[begin DATA FOR THE TASK]
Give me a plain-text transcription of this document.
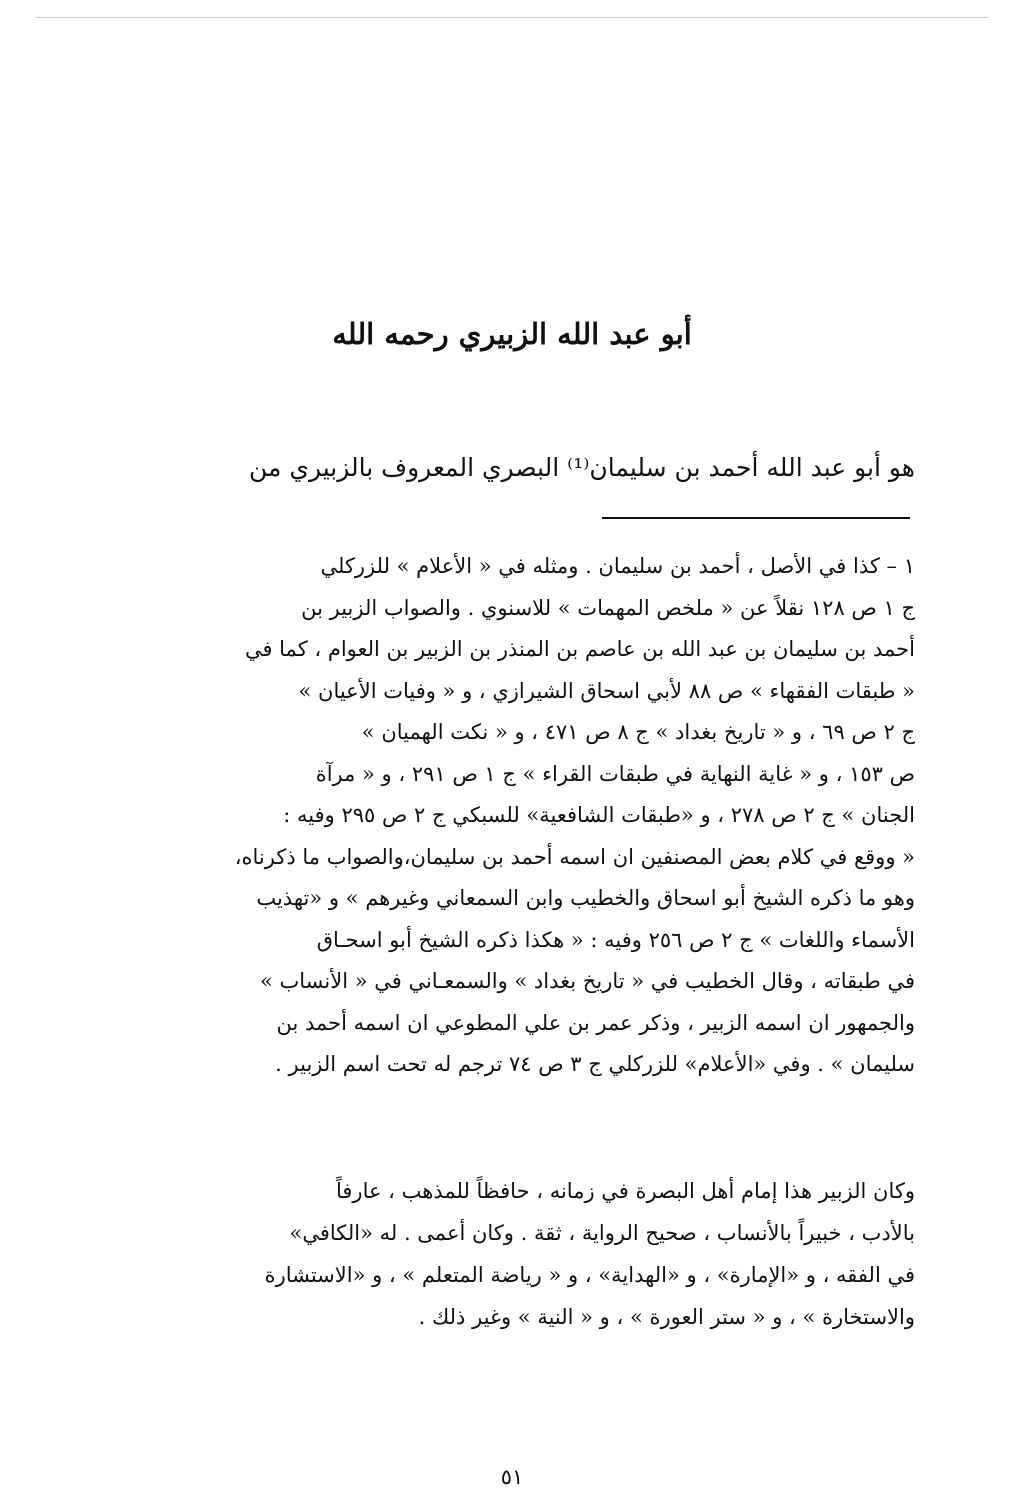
أبو عبد الله الزبيري رحمه الله
هو أبو عبد الله أحمد بن سليمان⁽¹⁾ البصري المعروف بالزبيري من
١ – كذا في الأصل ، أحمد بن سليمان . ومثله في « الأعلام » للزركلي
ج ١ ص ١٢٨ نقلاً عن « ملخص المهمات » للاسنوي . والصواب الزبير بن
أحمد بن سليمان بن عبد الله بن عاصم بن المنذر بن الزبير بن العوام ، كما في
« طبقات الفقهاء » ص ٨٨ لأبي اسحاق الشيرازي ، و « وفيات الأعيان »
ج ٢ ص ٦٩ ، و « تاريخ بغداد » ج ٨ ص ٤٧١ ، و « نكت الهميان »
ص ١٥٣ ، و « غاية النهاية في طبقات القراء » ج ١ ص ٢٩١ ، و « مرآة
الجنان » ج ٢ ص ٢٧٨ ، و «طبقات الشافعية» للسبكي ج ٢ ص ٢٩٥ وفيه :
« ووقع في كلام بعض المصنفين ان اسمه أحمد بن سليمان،والصواب ما ذكرناه،
وهو ما ذكره الشيخ أبو اسحاق والخطيب وابن السمعاني وغيرهم » و «تهذيب
الأسماء واللغات » ج ٢ ص ٢٥٦ وفيه : « هكذا ذكره الشيخ أبو اسحـاق
في طبقاته ، وقال الخطيب في « تاريخ بغداد » والسمعـاني في « الأنساب »
والجمهور ان اسمه الزبير ، وذكر عمر بن علي المطوعي ان اسمه أحمد بن
سليمان » . وفي «الأعلام» للزركلي ج ٣ ص ٧٤ ترجم له تحت اسم الزبير .
وكان الزبير هذا إمام أهل البصرة في زمانه ، حافظاً للمذهب ، عارفاً
بالأدب ، خبيراً بالأنساب ، صحيح الرواية ، ثقة . وكان أعمى . له «الكافي»
في الفقه ، و «الإمارة» ، و «الهداية» ، و « رياضة المتعلم » ، و «الاستشارة
والاستخارة » ، و « ستر العورة » ، و « النية » وغير ذلك .
٥١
[end DATA FOR THE TASK]
Pull out each line of the listing that holds the string "للزركلي".

- ANSWER TO THE TASK:
١ – كذا في الأصل ، أحمد بن سليمان . ومثله في « الأعلام » للزركلي
سليمان » . وفي «الأعلام» للزركلي ج ٣ ص ٧٤ ترجم له تحت اسم الزبير .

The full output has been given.